━━ Information supplied
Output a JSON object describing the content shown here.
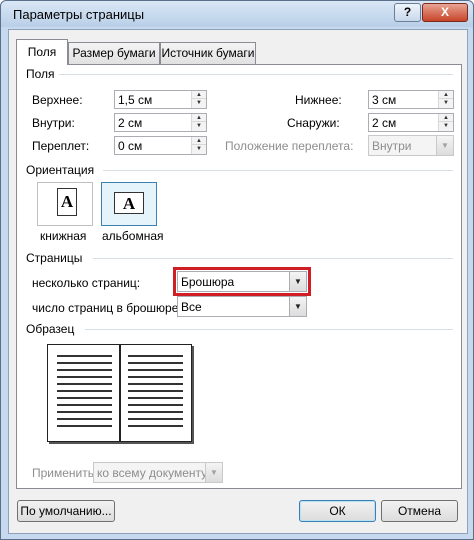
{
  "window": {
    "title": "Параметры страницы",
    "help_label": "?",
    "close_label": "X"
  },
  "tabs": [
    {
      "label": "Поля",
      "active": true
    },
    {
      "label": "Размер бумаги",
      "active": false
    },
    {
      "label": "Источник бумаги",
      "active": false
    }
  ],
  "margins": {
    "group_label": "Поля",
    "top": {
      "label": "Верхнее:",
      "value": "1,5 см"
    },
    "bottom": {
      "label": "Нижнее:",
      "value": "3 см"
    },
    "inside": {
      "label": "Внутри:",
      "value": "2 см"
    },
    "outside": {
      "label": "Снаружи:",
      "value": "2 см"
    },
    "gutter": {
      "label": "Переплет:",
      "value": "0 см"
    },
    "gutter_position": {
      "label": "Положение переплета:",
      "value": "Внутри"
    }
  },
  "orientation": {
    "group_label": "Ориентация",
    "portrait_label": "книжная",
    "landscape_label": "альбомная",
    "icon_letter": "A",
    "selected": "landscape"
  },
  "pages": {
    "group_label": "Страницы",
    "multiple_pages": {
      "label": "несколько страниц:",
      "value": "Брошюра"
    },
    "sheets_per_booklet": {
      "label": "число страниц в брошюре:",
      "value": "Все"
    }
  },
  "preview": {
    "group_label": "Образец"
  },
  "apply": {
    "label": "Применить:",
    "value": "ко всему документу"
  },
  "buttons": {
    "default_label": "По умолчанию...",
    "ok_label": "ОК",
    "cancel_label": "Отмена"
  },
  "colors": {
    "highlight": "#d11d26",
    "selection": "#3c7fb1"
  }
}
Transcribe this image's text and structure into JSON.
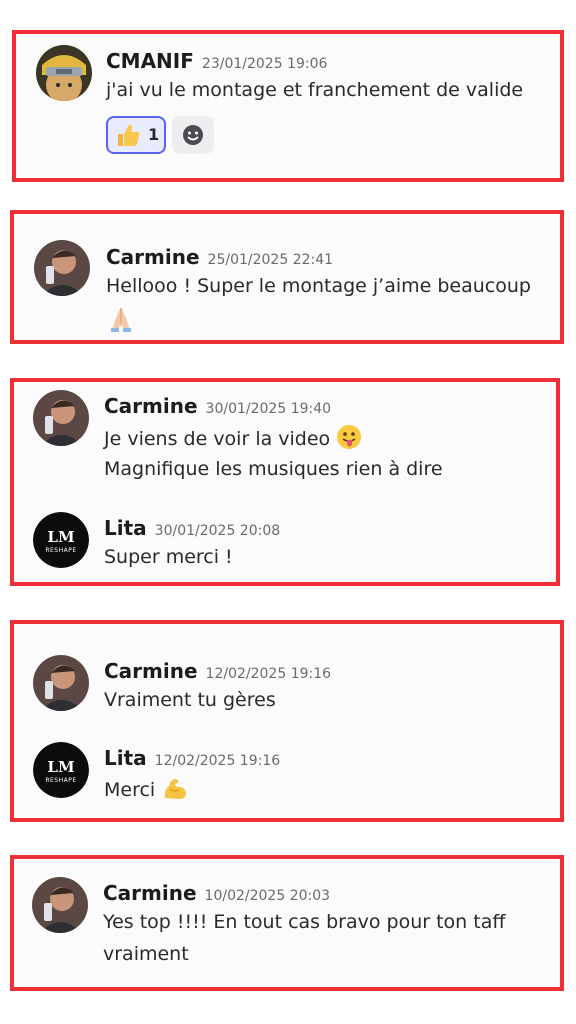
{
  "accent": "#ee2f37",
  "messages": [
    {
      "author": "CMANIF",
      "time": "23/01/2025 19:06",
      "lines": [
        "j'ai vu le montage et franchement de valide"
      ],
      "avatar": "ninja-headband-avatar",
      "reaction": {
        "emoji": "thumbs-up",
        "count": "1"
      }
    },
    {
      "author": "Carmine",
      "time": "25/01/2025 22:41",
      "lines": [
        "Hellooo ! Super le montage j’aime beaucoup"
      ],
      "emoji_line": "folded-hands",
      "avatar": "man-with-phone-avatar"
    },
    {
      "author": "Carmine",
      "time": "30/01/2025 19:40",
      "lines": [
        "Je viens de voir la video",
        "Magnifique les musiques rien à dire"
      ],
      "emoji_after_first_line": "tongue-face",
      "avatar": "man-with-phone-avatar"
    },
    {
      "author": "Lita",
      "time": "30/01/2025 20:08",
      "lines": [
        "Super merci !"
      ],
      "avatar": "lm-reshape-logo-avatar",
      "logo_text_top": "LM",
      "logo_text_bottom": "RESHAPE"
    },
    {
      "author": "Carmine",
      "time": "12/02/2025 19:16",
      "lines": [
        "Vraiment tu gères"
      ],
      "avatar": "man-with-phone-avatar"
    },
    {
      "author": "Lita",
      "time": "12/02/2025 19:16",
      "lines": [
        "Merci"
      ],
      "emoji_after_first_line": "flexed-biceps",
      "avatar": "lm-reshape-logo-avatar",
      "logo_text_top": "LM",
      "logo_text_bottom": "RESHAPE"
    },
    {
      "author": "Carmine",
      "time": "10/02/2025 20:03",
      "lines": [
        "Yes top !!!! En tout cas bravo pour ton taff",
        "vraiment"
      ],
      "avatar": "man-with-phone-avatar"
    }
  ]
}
━━━━
Stated task:
Copy the material above in full and exactly, skipping pictures.

Exercise answer:
Output a JSON object describing the content shown here.
{
  "window": {
    "title": "Параметры страницы",
    "help_label": "?",
    "close_label": "X"
  },
  "tabs": [
    {
      "label": "Поля",
      "active": true
    },
    {
      "label": "Размер бумаги",
      "active": false
    },
    {
      "label": "Источник бумаги",
      "active": false
    }
  ],
  "margins": {
    "group_label": "Поля",
    "top": {
      "label": "Верхнее:",
      "value": "1,5 см"
    },
    "bottom": {
      "label": "Нижнее:",
      "value": "3 см"
    },
    "inside": {
      "label": "Внутри:",
      "value": "2 см"
    },
    "outside": {
      "label": "Снаружи:",
      "value": "2 см"
    },
    "gutter": {
      "label": "Переплет:",
      "value": "0 см"
    },
    "gutter_position": {
      "label": "Положение переплета:",
      "value": "Внутри"
    }
  },
  "orientation": {
    "group_label": "Ориентация",
    "portrait_label": "книжная",
    "landscape_label": "альбомная",
    "icon_letter": "A",
    "selected": "landscape"
  },
  "pages": {
    "group_label": "Страницы",
    "multiple_pages": {
      "label": "несколько страниц:",
      "value": "Брошюра"
    },
    "sheets_per_booklet": {
      "label": "число страниц в брошюре:",
      "value": "Все"
    }
  },
  "preview": {
    "group_label": "Образец"
  },
  "apply": {
    "label": "Применить:",
    "value": "ко всему документу"
  },
  "buttons": {
    "default_label": "По умолчанию...",
    "ok_label": "ОК",
    "cancel_label": "Отмена"
  },
  "colors": {
    "highlight": "#d11d26",
    "selection": "#3c7fb1"
  }
}
Transcribe this image's text and structure into JSON.
{
  "accent": "#ee2f37",
  "messages": [
    {
      "author": "CMANIF",
      "time": "23/01/2025 19:06",
      "lines": [
        "j'ai vu le montage et franchement de valide"
      ],
      "avatar": "ninja-headband-avatar",
      "reaction": {
        "emoji": "thumbs-up",
        "count": "1"
      }
    },
    {
      "author": "Carmine",
      "time": "25/01/2025 22:41",
      "lines": [
        "Hellooo ! Super le montage j’aime beaucoup"
      ],
      "emoji_line": "folded-hands",
      "avatar": "man-with-phone-avatar"
    },
    {
      "author": "Carmine",
      "time": "30/01/2025 19:40",
      "lines": [
        "Je viens de voir la video",
        "Magnifique les musiques rien à dire"
      ],
      "emoji_after_first_line": "tongue-face",
      "avatar": "man-with-phone-avatar"
    },
    {
      "author": "Lita",
      "time": "30/01/2025 20:08",
      "lines": [
        "Super merci !"
      ],
      "avatar": "lm-reshape-logo-avatar",
      "logo_text_top": "LM",
      "logo_text_bottom": "RESHAPE"
    },
    {
      "author": "Carmine",
      "time": "12/02/2025 19:16",
      "lines": [
        "Vraiment tu gères"
      ],
      "avatar": "man-with-phone-avatar"
    },
    {
      "author": "Lita",
      "time": "12/02/2025 19:16",
      "lines": [
        "Merci"
      ],
      "emoji_after_first_line": "flexed-biceps",
      "avatar": "lm-reshape-logo-avatar",
      "logo_text_top": "LM",
      "logo_text_bottom": "RESHAPE"
    },
    {
      "author": "Carmine",
      "time": "10/02/2025 20:03",
      "lines": [
        "Yes top !!!! En tout cas bravo pour ton taff",
        "vraiment"
      ],
      "avatar": "man-with-phone-avatar"
    }
  ]
}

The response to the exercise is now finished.